- Data records
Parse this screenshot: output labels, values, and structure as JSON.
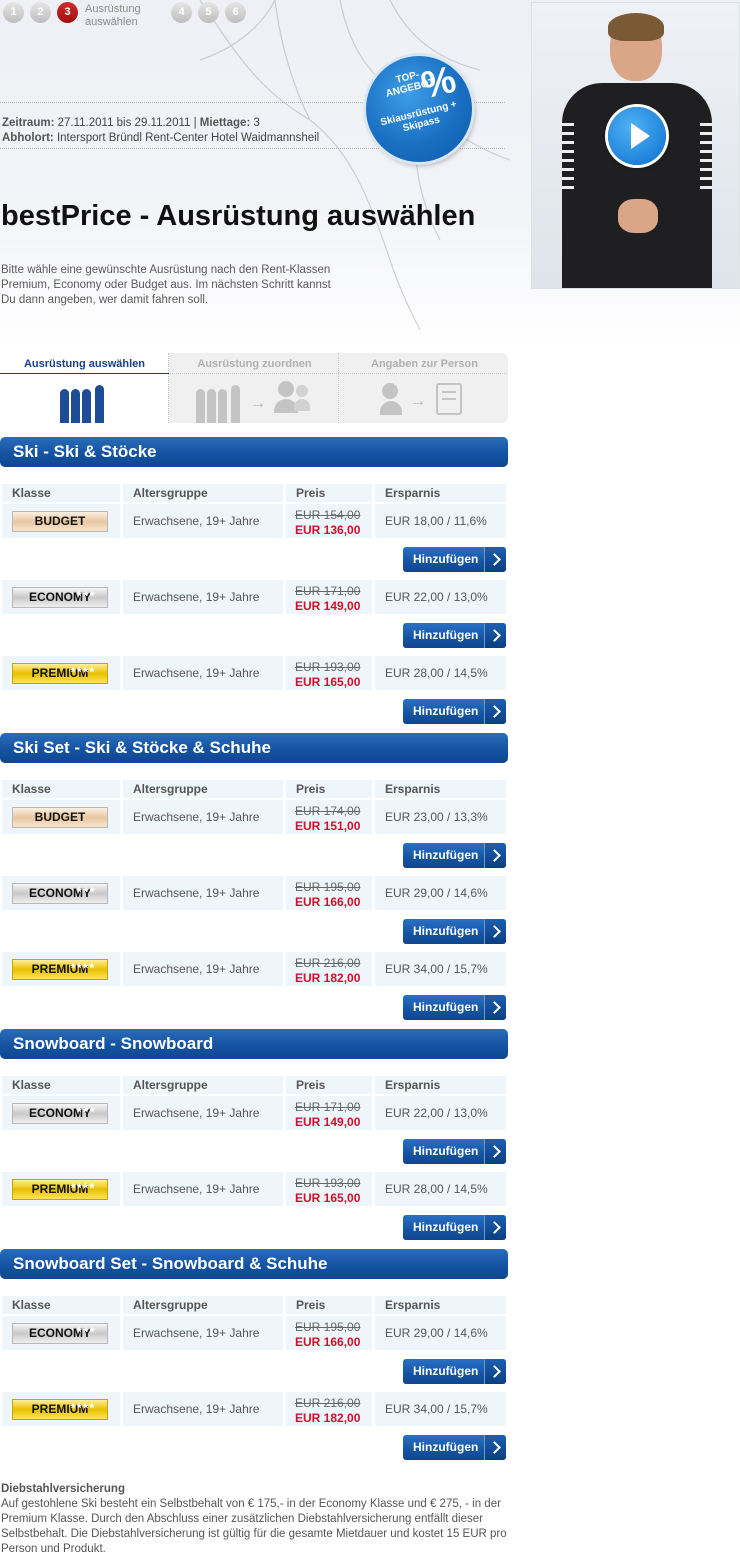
{
  "steps": {
    "items": [
      "1",
      "2",
      "3",
      "4",
      "5",
      "6"
    ],
    "active_index": 2,
    "active_label": "Ausrüstung auswählen"
  },
  "booking": {
    "zeitraum_label": "Zeitraum:",
    "zeitraum_value": "27.11.2011 bis 29.11.2011",
    "mietage_label": "Miettage:",
    "mietage_value": "3",
    "abholort_label": "Abholort:",
    "abholort_value": "Intersport Bründl Rent-Center Hotel Waidmannsheil"
  },
  "offer_badge": {
    "line1": "TOP-ANGEBOT",
    "percent": "%",
    "line2": "Skiausrüstung + Skipass"
  },
  "page_title": "bestPrice - Ausrüstung auswählen",
  "intro": "Bitte wähle eine gewünschte Ausrüstung nach den Rent-Klassen Premium, Economy oder Budget aus. Im nächsten Schritt kannst Du dann angeben, wer damit fahren soll.",
  "wizard": {
    "tabs": [
      {
        "label": "Ausrüstung auswählen",
        "active": true
      },
      {
        "label": "Ausrüstung zuordnen",
        "active": false
      },
      {
        "label": "Angaben zur Person",
        "active": false
      }
    ]
  },
  "table_headers": [
    "Klasse",
    "Altersgruppe",
    "Preis",
    "Ersparnis"
  ],
  "add_label": "Hinzufügen",
  "sections": [
    {
      "title": "Ski - Ski & Stöcke",
      "rows": [
        {
          "class": "BUDGET",
          "age": "Erwachsene, 19+ Jahre",
          "old": "EUR 154,00",
          "new": "EUR 136,00",
          "saving": "EUR 18,00 / 11,6%"
        },
        {
          "class": "ECONOMY",
          "age": "Erwachsene, 19+ Jahre",
          "old": "EUR 171,00",
          "new": "EUR 149,00",
          "saving": "EUR 22,00 / 13,0%"
        },
        {
          "class": "PREMIUM",
          "age": "Erwachsene, 19+ Jahre",
          "old": "EUR 193,00",
          "new": "EUR 165,00",
          "saving": "EUR 28,00 / 14,5%"
        }
      ]
    },
    {
      "title": "Ski Set - Ski & Stöcke & Schuhe",
      "rows": [
        {
          "class": "BUDGET",
          "age": "Erwachsene, 19+ Jahre",
          "old": "EUR 174,00",
          "new": "EUR 151,00",
          "saving": "EUR 23,00 / 13,3%"
        },
        {
          "class": "ECONOMY",
          "age": "Erwachsene, 19+ Jahre",
          "old": "EUR 195,00",
          "new": "EUR 166,00",
          "saving": "EUR 29,00 / 14,6%"
        },
        {
          "class": "PREMIUM",
          "age": "Erwachsene, 19+ Jahre",
          "old": "EUR 216,00",
          "new": "EUR 182,00",
          "saving": "EUR 34,00 / 15,7%"
        }
      ]
    },
    {
      "title": "Snowboard - Snowboard",
      "rows": [
        {
          "class": "ECONOMY",
          "age": "Erwachsene, 19+ Jahre",
          "old": "EUR 171,00",
          "new": "EUR 149,00",
          "saving": "EUR 22,00 / 13,0%"
        },
        {
          "class": "PREMIUM",
          "age": "Erwachsene, 19+ Jahre",
          "old": "EUR 193,00",
          "new": "EUR 165,00",
          "saving": "EUR 28,00 / 14,5%"
        }
      ]
    },
    {
      "title": "Snowboard Set - Snowboard & Schuhe",
      "rows": [
        {
          "class": "ECONOMY",
          "age": "Erwachsene, 19+ Jahre",
          "old": "EUR 195,00",
          "new": "EUR 166,00",
          "saving": "EUR 29,00 / 14,6%"
        },
        {
          "class": "PREMIUM",
          "age": "Erwachsene, 19+ Jahre",
          "old": "EUR 216,00",
          "new": "EUR 182,00",
          "saving": "EUR 34,00 / 15,7%"
        }
      ]
    }
  ],
  "footer": {
    "heading": "Diebstahlversicherung",
    "text": "Auf gestohlene Ski besteht ein Selbstbehalt von € 175,- in der Economy Klasse und € 275, - in der Premium Klasse. Durch den Abschluss einer zusätzlichen Diebstahlversicherung entfällt dieser Selbstbehalt. Die Diebstahlversicherung ist gültig für die gesamte Mietdauer und kostet 15 EUR pro Person und Produkt."
  },
  "colors": {
    "brand_blue": "#1553a2",
    "price_red": "#d0102b",
    "step_active": "#c81e1e"
  }
}
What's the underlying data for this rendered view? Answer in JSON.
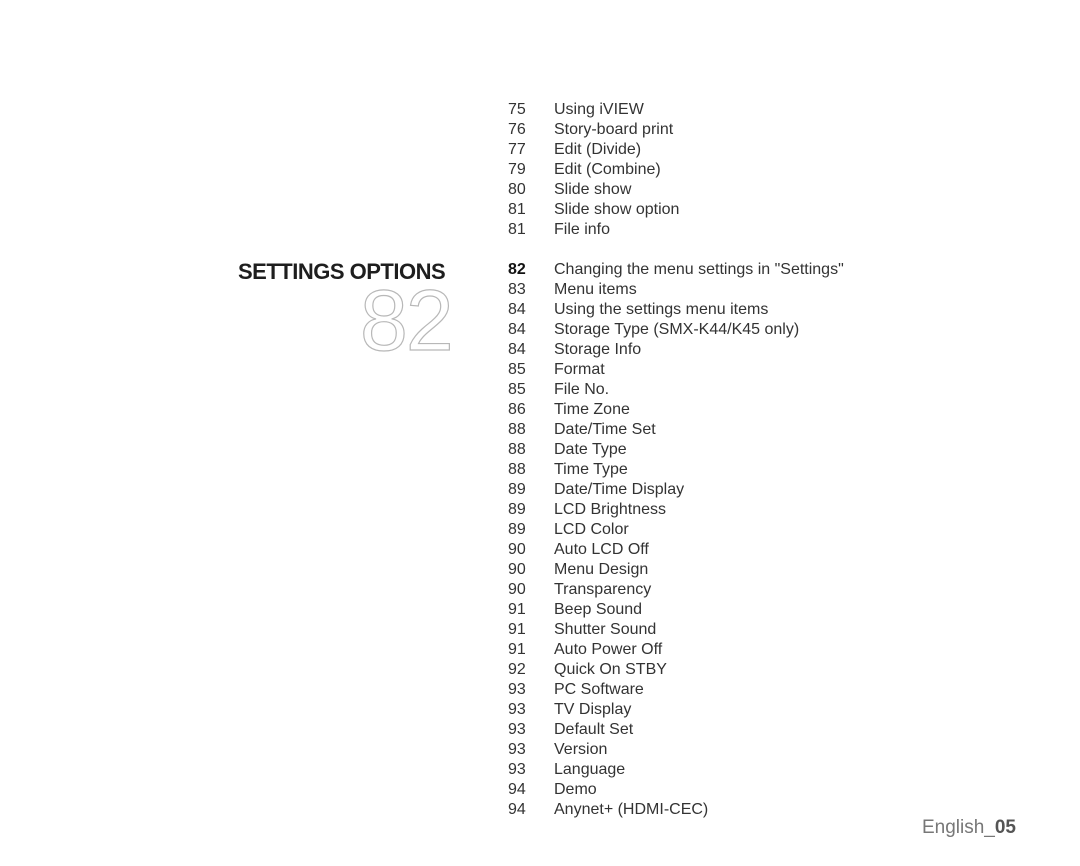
{
  "page_title": "SETTINGS OPTIONS",
  "section_page": "82",
  "toc_before": [
    {
      "page": "75",
      "title": "Using iVIEW"
    },
    {
      "page": "76",
      "title": "Story-board print"
    },
    {
      "page": "77",
      "title": "Edit (Divide)"
    },
    {
      "page": "79",
      "title": "Edit (Combine)"
    },
    {
      "page": "80",
      "title": "Slide show"
    },
    {
      "page": "81",
      "title": "Slide show option"
    },
    {
      "page": "81",
      "title": "File info"
    }
  ],
  "toc_settings": [
    {
      "page": "82",
      "title": "Changing the menu settings in \"Settings\""
    },
    {
      "page": "83",
      "title": "Menu items"
    },
    {
      "page": "84",
      "title": "Using the settings menu items"
    },
    {
      "page": "84",
      "title": "Storage Type (SMX-K44/K45 only)"
    },
    {
      "page": "84",
      "title": "Storage Info"
    },
    {
      "page": "85",
      "title": "Format"
    },
    {
      "page": "85",
      "title": "File No."
    },
    {
      "page": "86",
      "title": "Time Zone"
    },
    {
      "page": "88",
      "title": "Date/Time Set"
    },
    {
      "page": "88",
      "title": "Date Type"
    },
    {
      "page": "88",
      "title": "Time Type"
    },
    {
      "page": "89",
      "title": "Date/Time Display"
    },
    {
      "page": "89",
      "title": "LCD Brightness"
    },
    {
      "page": "89",
      "title": "LCD Color"
    },
    {
      "page": "90",
      "title": "Auto LCD Off"
    },
    {
      "page": "90",
      "title": "Menu Design"
    },
    {
      "page": "90",
      "title": "Transparency"
    },
    {
      "page": "91",
      "title": "Beep Sound"
    },
    {
      "page": "91",
      "title": "Shutter Sound"
    },
    {
      "page": "91",
      "title": "Auto Power Off"
    },
    {
      "page": "92",
      "title": "Quick On STBY"
    },
    {
      "page": "93",
      "title": "PC Software"
    },
    {
      "page": "93",
      "title": "TV Display"
    },
    {
      "page": "93",
      "title": "Default Set"
    },
    {
      "page": "93",
      "title": "Version"
    },
    {
      "page": "93",
      "title": "Language"
    },
    {
      "page": "94",
      "title": "Demo"
    },
    {
      "page": "94",
      "title": "Anynet+ (HDMI-CEC)"
    }
  ],
  "footer": {
    "language": "English_",
    "page": "05"
  }
}
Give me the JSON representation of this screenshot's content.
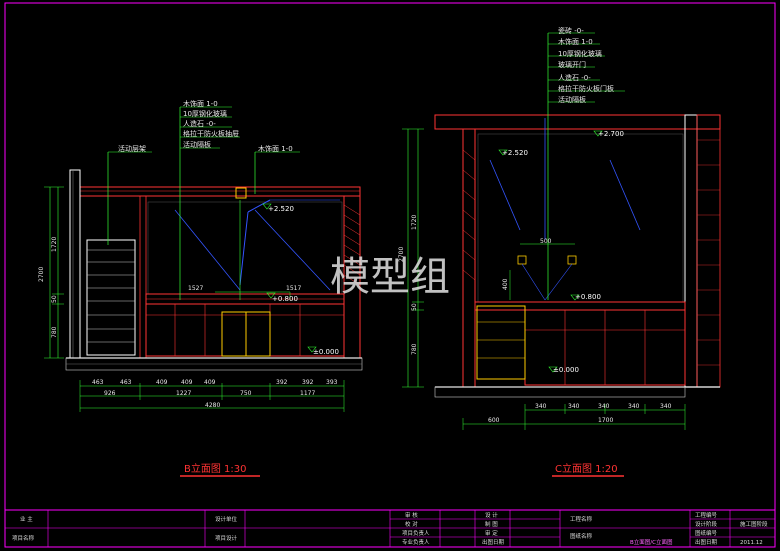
{
  "watermark": "模型组",
  "left_elevation": {
    "title": "B立面图 1:30",
    "callouts": [
      "木饰面 1-0",
      "10厚钢化玻璃",
      "人造石 -0-",
      "格拉干防火板抽屉",
      "活动隔板"
    ],
    "callout_left": "活动层架",
    "callout_right": "木饰面 1-0",
    "levels": [
      "+2.520",
      "+0.800",
      "±0.000"
    ],
    "dims_top": [
      "1527",
      "1517"
    ],
    "dims_row1": [
      "463",
      "463",
      "409",
      "409",
      "409",
      "392",
      "392",
      "393"
    ],
    "dims_row2": [
      "926",
      "1227",
      "750",
      "1177"
    ],
    "dims_total": "4280",
    "dims_vert": [
      "2700",
      "1720",
      "50",
      "780"
    ]
  },
  "right_elevation": {
    "title": "C立面图 1:20",
    "callouts": [
      "瓷砖 -0-",
      "木饰面 1-0",
      "10厚钢化玻璃",
      "玻璃开门",
      "人造石 -0-",
      "格拉干防火板门板",
      "活动隔板"
    ],
    "levels": [
      "+2.700",
      "+2.520",
      "+0.800",
      "±0.000"
    ],
    "dims_mid": [
      "500",
      "400"
    ],
    "dims_row1": [
      "340",
      "340",
      "340",
      "340",
      "340"
    ],
    "dims_row2": [
      "600",
      "1700"
    ],
    "dims_vert": [
      "2700",
      "1720",
      "50",
      "780"
    ]
  },
  "title_block": {
    "owner": "业 主",
    "project_name": "项目名称",
    "design_unit": "设计单位",
    "project_design": "项目设计",
    "review_col": [
      "审 核",
      "校 对",
      "项目负责人",
      "专业负责人"
    ],
    "design_col": [
      "设 计",
      "制 图",
      "审 定",
      "出图日期"
    ],
    "project_label": "工程名称",
    "drawing_label": "图纸名称",
    "drawing_name": "B立面图/C立面图",
    "meta_labels": [
      "工程编号",
      "设计阶段",
      "图纸编号",
      "出图日期"
    ],
    "meta_values": [
      "",
      "施工图阶段",
      "",
      "2011.12"
    ]
  }
}
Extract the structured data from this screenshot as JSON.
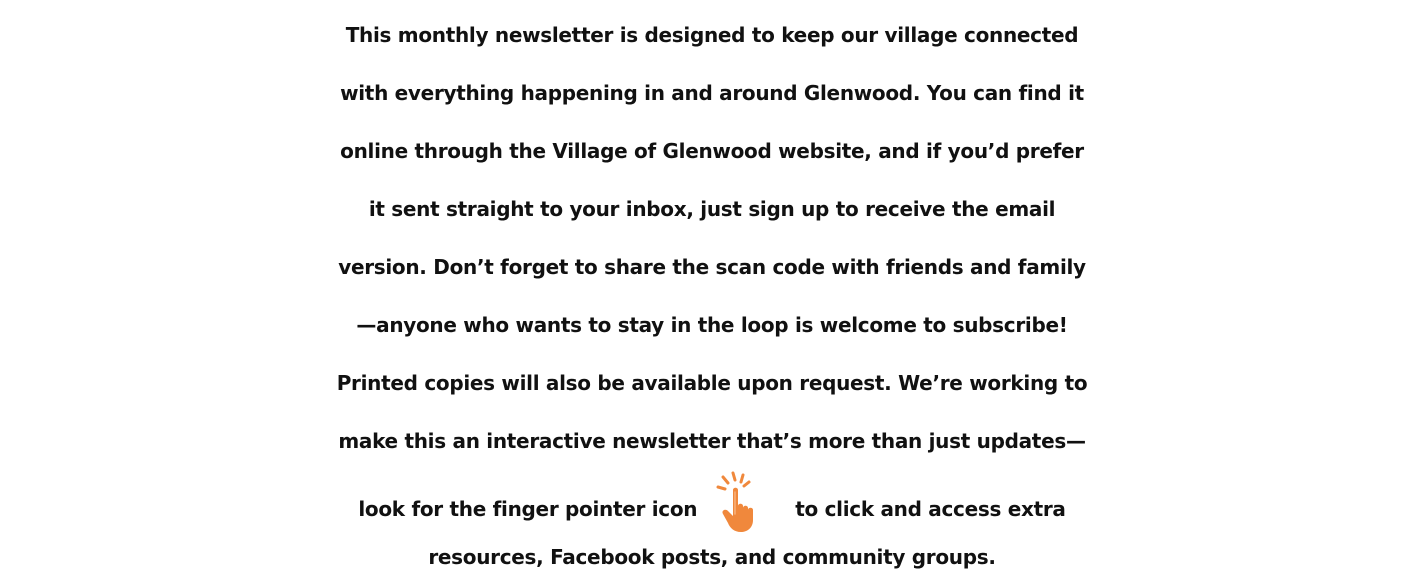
{
  "newsletter": {
    "lines": [
      "This monthly newsletter is designed to keep our village connected",
      "with everything happening in and around Glenwood. You can find it",
      "online through the Village of Glenwood website, and if you’d prefer",
      "it sent straight to your inbox, just sign up to receive the email",
      "version. Don’t forget to share the scan code with friends and family",
      "—anyone who wants to stay in the loop is welcome to subscribe!",
      "Printed copies will also be available upon request. We’re working to",
      "make this an interactive newsletter that’s more than just updates—"
    ],
    "icon_line": {
      "before": "look for the finger pointer icon",
      "after": "to click and access extra"
    },
    "last_line": "resources, Facebook posts, and community groups."
  },
  "icon": {
    "name": "finger-pointer-icon",
    "color": "#f0883c",
    "spark_color": "#f0883c"
  }
}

- Set task
Look for the word "show" in every line of the listing and copy the lines that have it.

- Output of the exercise
      "title": "Slide show"
      "title": "Slide show option"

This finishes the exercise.